— Start of Entries shown —
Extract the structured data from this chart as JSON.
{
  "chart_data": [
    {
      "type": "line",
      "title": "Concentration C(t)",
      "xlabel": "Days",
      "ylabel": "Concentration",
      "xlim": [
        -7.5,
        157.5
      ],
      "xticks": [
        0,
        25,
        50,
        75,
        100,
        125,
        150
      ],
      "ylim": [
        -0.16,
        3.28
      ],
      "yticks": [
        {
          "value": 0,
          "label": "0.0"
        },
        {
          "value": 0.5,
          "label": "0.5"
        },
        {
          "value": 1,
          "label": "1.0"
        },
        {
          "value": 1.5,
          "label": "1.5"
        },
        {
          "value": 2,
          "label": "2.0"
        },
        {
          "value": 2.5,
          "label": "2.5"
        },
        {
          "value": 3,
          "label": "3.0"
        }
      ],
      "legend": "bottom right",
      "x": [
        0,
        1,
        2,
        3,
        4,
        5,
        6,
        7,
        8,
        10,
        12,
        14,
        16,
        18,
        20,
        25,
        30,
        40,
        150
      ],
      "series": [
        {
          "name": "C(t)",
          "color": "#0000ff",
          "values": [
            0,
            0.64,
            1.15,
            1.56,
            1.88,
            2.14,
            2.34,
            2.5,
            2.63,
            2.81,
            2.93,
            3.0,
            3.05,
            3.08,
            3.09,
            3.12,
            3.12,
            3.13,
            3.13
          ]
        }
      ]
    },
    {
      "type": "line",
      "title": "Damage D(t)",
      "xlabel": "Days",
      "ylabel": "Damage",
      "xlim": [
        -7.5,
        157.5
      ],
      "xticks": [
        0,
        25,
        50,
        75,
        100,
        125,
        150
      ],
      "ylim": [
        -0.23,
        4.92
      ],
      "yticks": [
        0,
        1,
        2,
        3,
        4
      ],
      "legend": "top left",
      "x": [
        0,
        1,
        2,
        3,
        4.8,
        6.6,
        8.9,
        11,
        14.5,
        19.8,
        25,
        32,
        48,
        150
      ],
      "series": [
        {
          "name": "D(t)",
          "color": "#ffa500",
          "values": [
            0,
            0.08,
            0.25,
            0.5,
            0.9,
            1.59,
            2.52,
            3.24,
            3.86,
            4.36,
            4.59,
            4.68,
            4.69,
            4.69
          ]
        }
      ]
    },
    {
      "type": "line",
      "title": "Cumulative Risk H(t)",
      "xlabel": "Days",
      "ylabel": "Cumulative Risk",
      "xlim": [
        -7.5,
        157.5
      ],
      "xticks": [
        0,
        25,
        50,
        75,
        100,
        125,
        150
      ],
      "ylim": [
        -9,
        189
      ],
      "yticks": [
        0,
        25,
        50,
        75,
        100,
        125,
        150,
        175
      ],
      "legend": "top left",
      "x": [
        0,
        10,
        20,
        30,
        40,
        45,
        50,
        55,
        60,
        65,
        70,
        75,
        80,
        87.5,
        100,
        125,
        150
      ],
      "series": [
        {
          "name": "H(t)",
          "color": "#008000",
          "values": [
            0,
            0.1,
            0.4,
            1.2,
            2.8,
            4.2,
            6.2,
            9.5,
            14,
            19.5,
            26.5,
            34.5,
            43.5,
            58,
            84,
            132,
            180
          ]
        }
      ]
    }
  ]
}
— End of Entries shown —
▸ Problem: Print the material once more, exactly.

▸ Expected output:
Extract the structured data from this chart as JSON.
{
  "chart_data": [
    {
      "type": "line",
      "title": "Concentration C(t)",
      "xlabel": "Days",
      "ylabel": "Concentration",
      "xlim": [
        -7.5,
        157.5
      ],
      "xticks": [
        0,
        25,
        50,
        75,
        100,
        125,
        150
      ],
      "ylim": [
        -0.16,
        3.28
      ],
      "yticks": [
        {
          "value": 0,
          "label": "0.0"
        },
        {
          "value": 0.5,
          "label": "0.5"
        },
        {
          "value": 1,
          "label": "1.0"
        },
        {
          "value": 1.5,
          "label": "1.5"
        },
        {
          "value": 2,
          "label": "2.0"
        },
        {
          "value": 2.5,
          "label": "2.5"
        },
        {
          "value": 3,
          "label": "3.0"
        }
      ],
      "legend": "bottom right",
      "x": [
        0,
        1,
        2,
        3,
        4,
        5,
        6,
        7,
        8,
        10,
        12,
        14,
        16,
        18,
        20,
        25,
        30,
        40,
        150
      ],
      "series": [
        {
          "name": "C(t)",
          "color": "#0000ff",
          "values": [
            0,
            0.64,
            1.15,
            1.56,
            1.88,
            2.14,
            2.34,
            2.5,
            2.63,
            2.81,
            2.93,
            3.0,
            3.05,
            3.08,
            3.09,
            3.12,
            3.12,
            3.13,
            3.13
          ]
        }
      ]
    },
    {
      "type": "line",
      "title": "Damage D(t)",
      "xlabel": "Days",
      "ylabel": "Damage",
      "xlim": [
        -7.5,
        157.5
      ],
      "xticks": [
        0,
        25,
        50,
        75,
        100,
        125,
        150
      ],
      "ylim": [
        -0.23,
        4.92
      ],
      "yticks": [
        0,
        1,
        2,
        3,
        4
      ],
      "legend": "top left",
      "x": [
        0,
        1,
        2,
        3,
        4.8,
        6.6,
        8.9,
        11,
        14.5,
        19.8,
        25,
        32,
        48,
        150
      ],
      "series": [
        {
          "name": "D(t)",
          "color": "#ffa500",
          "values": [
            0,
            0.08,
            0.25,
            0.5,
            0.9,
            1.59,
            2.52,
            3.24,
            3.86,
            4.36,
            4.59,
            4.68,
            4.69,
            4.69
          ]
        }
      ]
    },
    {
      "type": "line",
      "title": "Cumulative Risk H(t)",
      "xlabel": "Days",
      "ylabel": "Cumulative Risk",
      "xlim": [
        -7.5,
        157.5
      ],
      "xticks": [
        0,
        25,
        50,
        75,
        100,
        125,
        150
      ],
      "ylim": [
        -9,
        189
      ],
      "yticks": [
        0,
        25,
        50,
        75,
        100,
        125,
        150,
        175
      ],
      "legend": "top left",
      "x": [
        0,
        10,
        20,
        30,
        40,
        45,
        50,
        55,
        60,
        65,
        70,
        75,
        80,
        87.5,
        100,
        125,
        150
      ],
      "series": [
        {
          "name": "H(t)",
          "color": "#008000",
          "values": [
            0,
            0.1,
            0.4,
            1.2,
            2.8,
            4.2,
            6.2,
            9.5,
            14,
            19.5,
            26.5,
            34.5,
            43.5,
            58,
            84,
            132,
            180
          ]
        }
      ]
    }
  ]
}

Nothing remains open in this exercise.